━━━ Material ━━━

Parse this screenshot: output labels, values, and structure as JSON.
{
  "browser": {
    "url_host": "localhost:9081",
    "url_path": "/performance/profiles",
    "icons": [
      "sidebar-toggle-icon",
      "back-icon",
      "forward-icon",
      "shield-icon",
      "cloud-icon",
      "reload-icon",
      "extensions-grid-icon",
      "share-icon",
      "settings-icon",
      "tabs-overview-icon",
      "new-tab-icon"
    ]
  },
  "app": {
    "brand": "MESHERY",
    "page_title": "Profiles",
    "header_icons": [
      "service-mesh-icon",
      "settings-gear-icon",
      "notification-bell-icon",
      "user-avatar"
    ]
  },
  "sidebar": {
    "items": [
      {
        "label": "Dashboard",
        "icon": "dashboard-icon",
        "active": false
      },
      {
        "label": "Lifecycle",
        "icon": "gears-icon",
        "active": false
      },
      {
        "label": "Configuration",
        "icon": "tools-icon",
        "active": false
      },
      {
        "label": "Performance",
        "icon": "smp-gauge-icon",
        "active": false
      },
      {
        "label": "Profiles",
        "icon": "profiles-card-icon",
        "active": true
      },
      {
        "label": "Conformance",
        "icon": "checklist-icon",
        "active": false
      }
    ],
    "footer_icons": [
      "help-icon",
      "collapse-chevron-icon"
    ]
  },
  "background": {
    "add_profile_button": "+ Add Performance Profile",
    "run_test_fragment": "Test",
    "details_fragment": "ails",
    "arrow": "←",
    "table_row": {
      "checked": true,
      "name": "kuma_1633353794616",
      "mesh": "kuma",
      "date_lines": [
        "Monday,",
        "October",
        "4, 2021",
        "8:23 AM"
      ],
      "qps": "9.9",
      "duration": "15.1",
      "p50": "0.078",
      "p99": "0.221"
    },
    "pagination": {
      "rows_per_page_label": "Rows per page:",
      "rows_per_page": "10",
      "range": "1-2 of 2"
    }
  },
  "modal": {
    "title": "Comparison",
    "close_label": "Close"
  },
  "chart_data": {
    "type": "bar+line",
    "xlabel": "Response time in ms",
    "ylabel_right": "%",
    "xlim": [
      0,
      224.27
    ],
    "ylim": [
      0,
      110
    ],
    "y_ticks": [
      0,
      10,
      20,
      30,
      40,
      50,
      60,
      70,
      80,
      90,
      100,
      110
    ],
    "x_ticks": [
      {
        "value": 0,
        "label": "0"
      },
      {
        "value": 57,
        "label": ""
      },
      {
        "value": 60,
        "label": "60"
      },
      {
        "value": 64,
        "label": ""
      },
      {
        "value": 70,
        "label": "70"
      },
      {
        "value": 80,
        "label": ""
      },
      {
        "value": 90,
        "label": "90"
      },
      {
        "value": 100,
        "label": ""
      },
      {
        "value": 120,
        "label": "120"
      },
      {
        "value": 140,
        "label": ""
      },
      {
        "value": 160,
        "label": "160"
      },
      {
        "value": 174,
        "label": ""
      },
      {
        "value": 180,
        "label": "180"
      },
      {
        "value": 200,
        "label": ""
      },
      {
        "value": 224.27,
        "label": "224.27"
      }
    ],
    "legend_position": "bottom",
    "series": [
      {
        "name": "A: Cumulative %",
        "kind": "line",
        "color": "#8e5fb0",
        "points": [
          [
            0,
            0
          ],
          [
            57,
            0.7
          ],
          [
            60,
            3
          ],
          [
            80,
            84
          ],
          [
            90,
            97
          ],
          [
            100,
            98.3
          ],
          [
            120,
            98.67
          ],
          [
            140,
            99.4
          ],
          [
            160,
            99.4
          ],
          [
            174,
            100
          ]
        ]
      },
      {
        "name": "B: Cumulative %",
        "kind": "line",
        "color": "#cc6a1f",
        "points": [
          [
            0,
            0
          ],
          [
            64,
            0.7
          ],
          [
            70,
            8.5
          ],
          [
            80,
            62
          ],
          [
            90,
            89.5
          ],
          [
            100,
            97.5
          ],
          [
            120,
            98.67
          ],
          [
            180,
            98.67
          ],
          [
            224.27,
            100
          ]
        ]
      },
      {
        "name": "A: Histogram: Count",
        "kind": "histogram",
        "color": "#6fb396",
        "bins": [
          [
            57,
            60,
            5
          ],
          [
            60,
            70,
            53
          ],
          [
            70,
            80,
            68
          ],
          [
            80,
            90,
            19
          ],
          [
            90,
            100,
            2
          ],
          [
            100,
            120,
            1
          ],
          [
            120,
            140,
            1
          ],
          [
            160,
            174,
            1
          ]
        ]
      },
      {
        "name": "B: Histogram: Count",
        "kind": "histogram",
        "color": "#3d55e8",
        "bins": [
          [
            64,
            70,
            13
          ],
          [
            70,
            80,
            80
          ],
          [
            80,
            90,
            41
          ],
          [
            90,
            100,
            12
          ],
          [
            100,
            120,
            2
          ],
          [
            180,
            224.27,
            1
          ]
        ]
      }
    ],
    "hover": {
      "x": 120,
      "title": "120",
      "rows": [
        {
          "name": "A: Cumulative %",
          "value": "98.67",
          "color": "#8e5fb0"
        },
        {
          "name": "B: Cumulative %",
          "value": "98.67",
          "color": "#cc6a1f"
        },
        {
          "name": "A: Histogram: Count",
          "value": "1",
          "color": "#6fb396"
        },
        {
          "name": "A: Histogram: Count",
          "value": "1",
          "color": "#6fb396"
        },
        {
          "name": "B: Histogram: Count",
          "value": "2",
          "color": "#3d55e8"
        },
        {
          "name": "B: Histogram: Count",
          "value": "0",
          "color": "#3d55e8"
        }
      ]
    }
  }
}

━━━

[Given task] Give the entries again in full, exactly as they are written.

[Finished exercise]
Parse this screenshot: output labels, values, and structure as JSON.
{
  "browser": {
    "url_host": "localhost:9081",
    "url_path": "/performance/profiles",
    "icons": [
      "sidebar-toggle-icon",
      "back-icon",
      "forward-icon",
      "shield-icon",
      "cloud-icon",
      "reload-icon",
      "extensions-grid-icon",
      "share-icon",
      "settings-icon",
      "tabs-overview-icon",
      "new-tab-icon"
    ]
  },
  "app": {
    "brand": "MESHERY",
    "page_title": "Profiles",
    "header_icons": [
      "service-mesh-icon",
      "settings-gear-icon",
      "notification-bell-icon",
      "user-avatar"
    ]
  },
  "sidebar": {
    "items": [
      {
        "label": "Dashboard",
        "icon": "dashboard-icon",
        "active": false
      },
      {
        "label": "Lifecycle",
        "icon": "gears-icon",
        "active": false
      },
      {
        "label": "Configuration",
        "icon": "tools-icon",
        "active": false
      },
      {
        "label": "Performance",
        "icon": "smp-gauge-icon",
        "active": false
      },
      {
        "label": "Profiles",
        "icon": "profiles-card-icon",
        "active": true
      },
      {
        "label": "Conformance",
        "icon": "checklist-icon",
        "active": false
      }
    ],
    "footer_icons": [
      "help-icon",
      "collapse-chevron-icon"
    ]
  },
  "background": {
    "add_profile_button": "+ Add Performance Profile",
    "run_test_fragment": "Test",
    "details_fragment": "ails",
    "arrow": "←",
    "table_row": {
      "checked": true,
      "name": "kuma_1633353794616",
      "mesh": "kuma",
      "date_lines": [
        "Monday,",
        "October",
        "4, 2021",
        "8:23 AM"
      ],
      "qps": "9.9",
      "duration": "15.1",
      "p50": "0.078",
      "p99": "0.221"
    },
    "pagination": {
      "rows_per_page_label": "Rows per page:",
      "rows_per_page": "10",
      "range": "1-2 of 2"
    }
  },
  "modal": {
    "title": "Comparison",
    "close_label": "Close"
  },
  "chart_data": {
    "type": "bar+line",
    "xlabel": "Response time in ms",
    "ylabel_right": "%",
    "xlim": [
      0,
      224.27
    ],
    "ylim": [
      0,
      110
    ],
    "y_ticks": [
      0,
      10,
      20,
      30,
      40,
      50,
      60,
      70,
      80,
      90,
      100,
      110
    ],
    "x_ticks": [
      {
        "value": 0,
        "label": "0"
      },
      {
        "value": 57,
        "label": ""
      },
      {
        "value": 60,
        "label": "60"
      },
      {
        "value": 64,
        "label": ""
      },
      {
        "value": 70,
        "label": "70"
      },
      {
        "value": 80,
        "label": ""
      },
      {
        "value": 90,
        "label": "90"
      },
      {
        "value": 100,
        "label": ""
      },
      {
        "value": 120,
        "label": "120"
      },
      {
        "value": 140,
        "label": ""
      },
      {
        "value": 160,
        "label": "160"
      },
      {
        "value": 174,
        "label": ""
      },
      {
        "value": 180,
        "label": "180"
      },
      {
        "value": 200,
        "label": ""
      },
      {
        "value": 224.27,
        "label": "224.27"
      }
    ],
    "legend_position": "bottom",
    "series": [
      {
        "name": "A: Cumulative %",
        "kind": "line",
        "color": "#8e5fb0",
        "points": [
          [
            0,
            0
          ],
          [
            57,
            0.7
          ],
          [
            60,
            3
          ],
          [
            80,
            84
          ],
          [
            90,
            97
          ],
          [
            100,
            98.3
          ],
          [
            120,
            98.67
          ],
          [
            140,
            99.4
          ],
          [
            160,
            99.4
          ],
          [
            174,
            100
          ]
        ]
      },
      {
        "name": "B: Cumulative %",
        "kind": "line",
        "color": "#cc6a1f",
        "points": [
          [
            0,
            0
          ],
          [
            64,
            0.7
          ],
          [
            70,
            8.5
          ],
          [
            80,
            62
          ],
          [
            90,
            89.5
          ],
          [
            100,
            97.5
          ],
          [
            120,
            98.67
          ],
          [
            180,
            98.67
          ],
          [
            224.27,
            100
          ]
        ]
      },
      {
        "name": "A: Histogram: Count",
        "kind": "histogram",
        "color": "#6fb396",
        "bins": [
          [
            57,
            60,
            5
          ],
          [
            60,
            70,
            53
          ],
          [
            70,
            80,
            68
          ],
          [
            80,
            90,
            19
          ],
          [
            90,
            100,
            2
          ],
          [
            100,
            120,
            1
          ],
          [
            120,
            140,
            1
          ],
          [
            160,
            174,
            1
          ]
        ]
      },
      {
        "name": "B: Histogram: Count",
        "kind": "histogram",
        "color": "#3d55e8",
        "bins": [
          [
            64,
            70,
            13
          ],
          [
            70,
            80,
            80
          ],
          [
            80,
            90,
            41
          ],
          [
            90,
            100,
            12
          ],
          [
            100,
            120,
            2
          ],
          [
            180,
            224.27,
            1
          ]
        ]
      }
    ],
    "hover": {
      "x": 120,
      "title": "120",
      "rows": [
        {
          "name": "A: Cumulative %",
          "value": "98.67",
          "color": "#8e5fb0"
        },
        {
          "name": "B: Cumulative %",
          "value": "98.67",
          "color": "#cc6a1f"
        },
        {
          "name": "A: Histogram: Count",
          "value": "1",
          "color": "#6fb396"
        },
        {
          "name": "A: Histogram: Count",
          "value": "1",
          "color": "#6fb396"
        },
        {
          "name": "B: Histogram: Count",
          "value": "2",
          "color": "#3d55e8"
        },
        {
          "name": "B: Histogram: Count",
          "value": "0",
          "color": "#3d55e8"
        }
      ]
    }
  }
}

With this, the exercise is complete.